Exercise details → Print the records below exactly as they appear.

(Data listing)
_ _ _ _ _ _ _

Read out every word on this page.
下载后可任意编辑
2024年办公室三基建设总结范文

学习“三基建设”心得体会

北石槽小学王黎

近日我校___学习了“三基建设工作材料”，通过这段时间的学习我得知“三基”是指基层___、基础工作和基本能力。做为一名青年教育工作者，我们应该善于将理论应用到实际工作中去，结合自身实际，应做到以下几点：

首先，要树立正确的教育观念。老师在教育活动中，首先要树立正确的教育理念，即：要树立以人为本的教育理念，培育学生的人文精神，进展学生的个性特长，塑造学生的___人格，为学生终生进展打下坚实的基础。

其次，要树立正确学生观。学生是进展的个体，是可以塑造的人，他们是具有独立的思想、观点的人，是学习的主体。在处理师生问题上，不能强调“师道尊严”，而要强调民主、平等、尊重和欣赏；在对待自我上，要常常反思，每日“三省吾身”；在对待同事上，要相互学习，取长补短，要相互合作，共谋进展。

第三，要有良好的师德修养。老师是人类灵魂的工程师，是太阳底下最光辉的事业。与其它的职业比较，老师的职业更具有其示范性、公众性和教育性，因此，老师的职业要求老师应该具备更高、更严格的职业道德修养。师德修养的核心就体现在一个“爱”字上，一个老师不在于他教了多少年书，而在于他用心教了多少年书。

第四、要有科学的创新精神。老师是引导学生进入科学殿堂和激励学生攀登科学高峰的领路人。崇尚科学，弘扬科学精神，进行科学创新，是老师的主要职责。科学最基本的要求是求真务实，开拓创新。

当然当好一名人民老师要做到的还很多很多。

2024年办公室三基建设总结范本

_ _ _ _ _ _ _

Full solution →
Read out every word on this page.
下载后可任意编辑
2024年办公室三基建设总结范文

学习“三基建设”心得体会

北石槽小学王黎

近日我校___学习了“三基建设工作材料”，通过这段时间的学习我得知“三基”是指基层___、基础工作和基本能力。做为一名青年教育工作者，我们应该善于将理论应用到实际工作中去，结合自身实际，应做到以下几点：

首先，要树立正确的教育观念。老师在教育活动中，首先要树立正确的教育理念，即：要树立以人为本的教育理念，培育学生的人文精神，进展学生的个性特长，塑造学生的___人格，为学生终生进展打下坚实的基础。

其次，要树立正确学生观。学生是进展的个体，是可以塑造的人，他们是具有独立的思想、观点的人，是学习的主体。在处理师生问题上，不能强调“师道尊严”，而要强调民主、平等、尊重和欣赏；在对待自我上，要常常反思，每日“三省吾身”；在对待同事上，要相互学习，取长补短，要相互合作，共谋进展。

第三，要有良好的师德修养。老师是人类灵魂的工程师，是太阳底下最光辉的事业。与其它的职业比较，老师的职业更具有其示范性、公众性和教育性，因此，老师的职业要求老师应该具备更高、更严格的职业道德修养。师德修养的核心就体现在一个“爱”字上，一个老师不在于他教了多少年书，而在于他用心教了多少年书。

第四、要有科学的创新精神。老师是引导学生进入科学殿堂和激励学生攀登科学高峰的领路人。崇尚科学，弘扬科学精神，进行科学创新，是老师的主要职责。科学最基本的要求是求真务实，开拓创新。

当然当好一名人民老师要做到的还很多很多。

2024年办公室三基建设总结范本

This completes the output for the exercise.